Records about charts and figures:
§ §
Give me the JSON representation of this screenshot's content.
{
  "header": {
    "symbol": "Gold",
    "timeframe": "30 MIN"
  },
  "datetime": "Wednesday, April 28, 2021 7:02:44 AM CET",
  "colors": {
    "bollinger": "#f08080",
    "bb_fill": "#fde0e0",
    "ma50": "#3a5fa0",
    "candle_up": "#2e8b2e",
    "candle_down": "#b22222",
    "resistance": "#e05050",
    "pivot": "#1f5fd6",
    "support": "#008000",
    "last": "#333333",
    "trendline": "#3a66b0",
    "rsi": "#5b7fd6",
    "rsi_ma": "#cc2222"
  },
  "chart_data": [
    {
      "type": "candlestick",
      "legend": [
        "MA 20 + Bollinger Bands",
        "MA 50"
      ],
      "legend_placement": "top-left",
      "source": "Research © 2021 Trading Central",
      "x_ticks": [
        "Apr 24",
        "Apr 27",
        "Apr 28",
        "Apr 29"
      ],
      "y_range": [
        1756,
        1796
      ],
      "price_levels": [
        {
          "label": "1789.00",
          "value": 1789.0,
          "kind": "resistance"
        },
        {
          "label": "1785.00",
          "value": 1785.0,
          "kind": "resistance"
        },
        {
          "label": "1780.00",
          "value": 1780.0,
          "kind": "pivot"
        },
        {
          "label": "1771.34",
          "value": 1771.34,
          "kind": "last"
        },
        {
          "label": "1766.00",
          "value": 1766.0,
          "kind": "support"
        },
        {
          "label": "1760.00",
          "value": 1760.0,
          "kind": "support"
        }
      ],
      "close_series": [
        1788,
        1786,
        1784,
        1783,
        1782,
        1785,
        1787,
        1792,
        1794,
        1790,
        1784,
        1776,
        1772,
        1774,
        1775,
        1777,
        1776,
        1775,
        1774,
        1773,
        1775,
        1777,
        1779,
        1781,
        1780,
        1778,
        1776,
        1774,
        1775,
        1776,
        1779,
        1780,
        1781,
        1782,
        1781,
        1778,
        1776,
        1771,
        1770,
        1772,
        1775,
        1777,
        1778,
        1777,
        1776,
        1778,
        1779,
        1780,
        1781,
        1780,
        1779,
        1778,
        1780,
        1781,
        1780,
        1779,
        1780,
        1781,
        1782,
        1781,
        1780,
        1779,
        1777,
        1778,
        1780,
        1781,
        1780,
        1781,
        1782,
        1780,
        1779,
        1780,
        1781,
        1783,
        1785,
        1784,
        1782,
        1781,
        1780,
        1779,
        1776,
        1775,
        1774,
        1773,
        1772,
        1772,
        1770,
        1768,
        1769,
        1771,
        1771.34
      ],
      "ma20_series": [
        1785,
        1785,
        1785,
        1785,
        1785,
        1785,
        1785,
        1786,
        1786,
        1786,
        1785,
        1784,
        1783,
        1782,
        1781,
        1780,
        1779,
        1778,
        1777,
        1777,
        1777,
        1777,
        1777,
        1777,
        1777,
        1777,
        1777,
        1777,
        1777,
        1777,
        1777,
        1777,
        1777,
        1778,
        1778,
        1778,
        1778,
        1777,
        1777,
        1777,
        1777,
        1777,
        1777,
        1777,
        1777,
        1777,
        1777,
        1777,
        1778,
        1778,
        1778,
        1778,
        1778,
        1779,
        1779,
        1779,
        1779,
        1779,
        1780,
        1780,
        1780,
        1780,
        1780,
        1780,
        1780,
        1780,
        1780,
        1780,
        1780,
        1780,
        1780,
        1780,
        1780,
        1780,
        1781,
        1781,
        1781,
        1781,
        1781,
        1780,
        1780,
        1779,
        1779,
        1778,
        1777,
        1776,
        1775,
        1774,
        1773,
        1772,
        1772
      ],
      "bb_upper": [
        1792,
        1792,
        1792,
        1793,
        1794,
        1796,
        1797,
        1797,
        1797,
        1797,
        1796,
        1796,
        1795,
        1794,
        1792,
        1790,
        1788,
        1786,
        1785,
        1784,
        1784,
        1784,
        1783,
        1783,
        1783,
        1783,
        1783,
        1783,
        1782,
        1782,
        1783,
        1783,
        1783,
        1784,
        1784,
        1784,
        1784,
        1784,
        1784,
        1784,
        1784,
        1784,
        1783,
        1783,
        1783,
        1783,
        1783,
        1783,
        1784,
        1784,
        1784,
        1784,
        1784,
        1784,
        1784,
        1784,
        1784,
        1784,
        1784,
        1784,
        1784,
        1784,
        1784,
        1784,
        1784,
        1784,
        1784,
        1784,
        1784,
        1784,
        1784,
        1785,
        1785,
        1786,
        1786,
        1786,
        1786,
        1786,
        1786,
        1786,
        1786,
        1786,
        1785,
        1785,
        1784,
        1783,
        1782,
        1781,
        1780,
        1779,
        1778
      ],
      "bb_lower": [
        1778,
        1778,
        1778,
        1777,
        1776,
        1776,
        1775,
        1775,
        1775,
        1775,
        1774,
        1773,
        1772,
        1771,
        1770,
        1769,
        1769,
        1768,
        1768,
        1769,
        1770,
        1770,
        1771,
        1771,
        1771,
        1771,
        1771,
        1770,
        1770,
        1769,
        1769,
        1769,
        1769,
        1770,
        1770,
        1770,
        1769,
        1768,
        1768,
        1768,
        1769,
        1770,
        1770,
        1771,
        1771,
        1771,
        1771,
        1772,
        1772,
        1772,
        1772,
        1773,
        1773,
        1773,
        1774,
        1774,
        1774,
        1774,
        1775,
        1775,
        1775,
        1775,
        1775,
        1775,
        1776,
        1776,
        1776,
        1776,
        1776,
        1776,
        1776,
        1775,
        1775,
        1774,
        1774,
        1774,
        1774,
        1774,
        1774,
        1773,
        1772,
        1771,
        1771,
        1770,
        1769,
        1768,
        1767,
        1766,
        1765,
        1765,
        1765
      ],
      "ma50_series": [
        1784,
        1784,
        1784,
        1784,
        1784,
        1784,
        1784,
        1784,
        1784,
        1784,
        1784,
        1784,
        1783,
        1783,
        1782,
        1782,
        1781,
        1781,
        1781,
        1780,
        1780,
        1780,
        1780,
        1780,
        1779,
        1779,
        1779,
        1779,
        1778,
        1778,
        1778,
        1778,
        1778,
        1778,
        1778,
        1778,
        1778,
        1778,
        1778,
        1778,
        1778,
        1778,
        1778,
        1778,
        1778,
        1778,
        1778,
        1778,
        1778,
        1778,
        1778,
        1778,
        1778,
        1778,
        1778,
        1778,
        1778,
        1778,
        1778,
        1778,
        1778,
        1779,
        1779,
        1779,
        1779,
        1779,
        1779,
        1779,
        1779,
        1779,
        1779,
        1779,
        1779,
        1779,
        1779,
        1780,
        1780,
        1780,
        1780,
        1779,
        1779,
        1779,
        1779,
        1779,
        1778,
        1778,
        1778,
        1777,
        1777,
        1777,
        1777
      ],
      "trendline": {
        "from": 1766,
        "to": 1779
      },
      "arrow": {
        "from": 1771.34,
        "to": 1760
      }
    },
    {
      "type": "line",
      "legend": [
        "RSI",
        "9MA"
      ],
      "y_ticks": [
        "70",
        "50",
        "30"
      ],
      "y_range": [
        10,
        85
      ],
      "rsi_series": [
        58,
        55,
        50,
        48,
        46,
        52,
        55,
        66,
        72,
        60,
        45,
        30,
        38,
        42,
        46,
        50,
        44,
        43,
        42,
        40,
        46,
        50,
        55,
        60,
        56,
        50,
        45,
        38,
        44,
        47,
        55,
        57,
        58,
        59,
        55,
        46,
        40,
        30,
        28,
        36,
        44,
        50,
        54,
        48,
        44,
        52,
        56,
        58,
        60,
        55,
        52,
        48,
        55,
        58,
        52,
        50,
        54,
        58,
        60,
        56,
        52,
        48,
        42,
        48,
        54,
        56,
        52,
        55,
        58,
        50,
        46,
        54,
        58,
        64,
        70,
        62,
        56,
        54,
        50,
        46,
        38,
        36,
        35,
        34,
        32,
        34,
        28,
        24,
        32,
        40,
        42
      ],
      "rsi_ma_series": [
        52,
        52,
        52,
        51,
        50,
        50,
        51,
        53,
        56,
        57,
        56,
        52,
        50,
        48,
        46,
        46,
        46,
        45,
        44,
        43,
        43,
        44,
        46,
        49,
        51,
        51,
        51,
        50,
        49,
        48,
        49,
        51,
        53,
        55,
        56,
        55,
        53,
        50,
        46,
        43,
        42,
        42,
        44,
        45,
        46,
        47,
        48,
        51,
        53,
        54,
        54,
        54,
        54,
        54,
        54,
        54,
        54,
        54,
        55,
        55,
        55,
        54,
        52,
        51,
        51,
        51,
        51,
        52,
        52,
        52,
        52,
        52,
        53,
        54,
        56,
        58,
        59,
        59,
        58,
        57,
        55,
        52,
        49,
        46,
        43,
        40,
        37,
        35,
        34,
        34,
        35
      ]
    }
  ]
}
§ §
Given request:
Tally the lines in the records above that contain the word "label", and give only that number.

Exercise solution:
6